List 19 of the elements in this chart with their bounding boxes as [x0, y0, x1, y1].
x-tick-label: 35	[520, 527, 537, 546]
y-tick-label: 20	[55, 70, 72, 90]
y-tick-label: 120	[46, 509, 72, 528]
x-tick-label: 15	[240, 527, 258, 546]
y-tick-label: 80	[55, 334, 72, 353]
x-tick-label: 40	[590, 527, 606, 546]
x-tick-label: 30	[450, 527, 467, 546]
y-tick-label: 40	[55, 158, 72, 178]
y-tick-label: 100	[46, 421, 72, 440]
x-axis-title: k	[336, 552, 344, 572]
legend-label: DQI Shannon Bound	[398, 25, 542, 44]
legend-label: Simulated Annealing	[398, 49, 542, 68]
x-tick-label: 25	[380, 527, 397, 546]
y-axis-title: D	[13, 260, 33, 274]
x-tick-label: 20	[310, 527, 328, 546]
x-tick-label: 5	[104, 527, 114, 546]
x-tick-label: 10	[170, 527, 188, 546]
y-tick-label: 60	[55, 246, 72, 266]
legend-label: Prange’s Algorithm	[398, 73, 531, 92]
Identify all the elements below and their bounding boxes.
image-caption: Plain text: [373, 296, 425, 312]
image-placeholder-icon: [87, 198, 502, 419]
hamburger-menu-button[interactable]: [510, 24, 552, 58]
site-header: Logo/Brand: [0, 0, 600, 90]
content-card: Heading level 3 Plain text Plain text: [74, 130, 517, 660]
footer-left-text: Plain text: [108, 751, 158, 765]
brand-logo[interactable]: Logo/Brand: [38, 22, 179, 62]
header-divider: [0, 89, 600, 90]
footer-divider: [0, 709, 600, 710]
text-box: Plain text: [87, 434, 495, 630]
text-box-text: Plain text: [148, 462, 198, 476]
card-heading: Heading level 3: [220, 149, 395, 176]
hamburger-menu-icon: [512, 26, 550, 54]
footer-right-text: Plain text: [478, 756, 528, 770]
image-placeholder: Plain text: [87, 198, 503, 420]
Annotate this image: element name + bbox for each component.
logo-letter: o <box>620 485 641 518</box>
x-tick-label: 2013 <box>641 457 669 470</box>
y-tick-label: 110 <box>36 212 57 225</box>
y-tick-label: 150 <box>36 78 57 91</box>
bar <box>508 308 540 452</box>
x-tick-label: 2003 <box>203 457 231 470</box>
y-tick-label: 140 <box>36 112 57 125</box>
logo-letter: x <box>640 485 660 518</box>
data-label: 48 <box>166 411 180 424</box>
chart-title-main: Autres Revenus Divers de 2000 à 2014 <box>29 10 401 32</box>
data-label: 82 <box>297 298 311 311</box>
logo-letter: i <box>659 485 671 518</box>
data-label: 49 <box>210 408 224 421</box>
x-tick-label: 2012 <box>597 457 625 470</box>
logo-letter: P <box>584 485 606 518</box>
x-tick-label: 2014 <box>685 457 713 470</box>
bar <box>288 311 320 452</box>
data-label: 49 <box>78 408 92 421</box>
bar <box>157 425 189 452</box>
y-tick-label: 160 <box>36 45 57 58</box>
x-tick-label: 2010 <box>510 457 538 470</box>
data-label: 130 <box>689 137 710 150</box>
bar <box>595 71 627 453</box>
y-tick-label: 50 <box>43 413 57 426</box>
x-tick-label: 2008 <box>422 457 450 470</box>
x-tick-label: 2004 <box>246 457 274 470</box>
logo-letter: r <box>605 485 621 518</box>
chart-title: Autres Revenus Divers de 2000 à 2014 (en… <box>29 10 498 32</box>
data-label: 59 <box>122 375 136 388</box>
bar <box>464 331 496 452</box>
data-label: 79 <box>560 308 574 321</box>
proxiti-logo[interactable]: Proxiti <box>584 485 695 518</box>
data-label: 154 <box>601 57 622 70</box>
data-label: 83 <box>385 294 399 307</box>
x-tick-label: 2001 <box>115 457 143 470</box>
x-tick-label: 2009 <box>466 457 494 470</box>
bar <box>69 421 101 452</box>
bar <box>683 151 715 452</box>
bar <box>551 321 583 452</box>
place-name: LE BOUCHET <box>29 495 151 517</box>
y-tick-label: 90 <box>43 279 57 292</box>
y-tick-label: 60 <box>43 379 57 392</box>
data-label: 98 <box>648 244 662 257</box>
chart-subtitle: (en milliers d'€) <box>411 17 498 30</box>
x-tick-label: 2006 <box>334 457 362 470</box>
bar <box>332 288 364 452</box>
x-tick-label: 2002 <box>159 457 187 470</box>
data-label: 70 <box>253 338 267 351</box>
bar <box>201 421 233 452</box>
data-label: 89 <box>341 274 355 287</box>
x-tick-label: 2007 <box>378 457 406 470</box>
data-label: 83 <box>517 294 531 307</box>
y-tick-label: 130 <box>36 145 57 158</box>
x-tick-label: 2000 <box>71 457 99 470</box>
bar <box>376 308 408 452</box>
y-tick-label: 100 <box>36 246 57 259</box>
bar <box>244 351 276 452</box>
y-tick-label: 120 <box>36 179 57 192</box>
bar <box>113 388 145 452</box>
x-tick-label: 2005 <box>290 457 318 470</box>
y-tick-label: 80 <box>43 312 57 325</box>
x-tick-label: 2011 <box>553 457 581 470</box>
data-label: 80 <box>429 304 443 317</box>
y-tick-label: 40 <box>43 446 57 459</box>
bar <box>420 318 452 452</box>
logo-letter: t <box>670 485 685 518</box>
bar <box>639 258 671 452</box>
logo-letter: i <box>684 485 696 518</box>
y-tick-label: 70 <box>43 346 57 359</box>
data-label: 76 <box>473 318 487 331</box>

**Exercise instructions**
Pull out every line of the records above that contains the string "this", with case counting.

**Result of the task**
List 19 of the elements in this chart with their bounding boxes as [x0, y0, x1, y1].
Annotate this image: element name + bbox for each component.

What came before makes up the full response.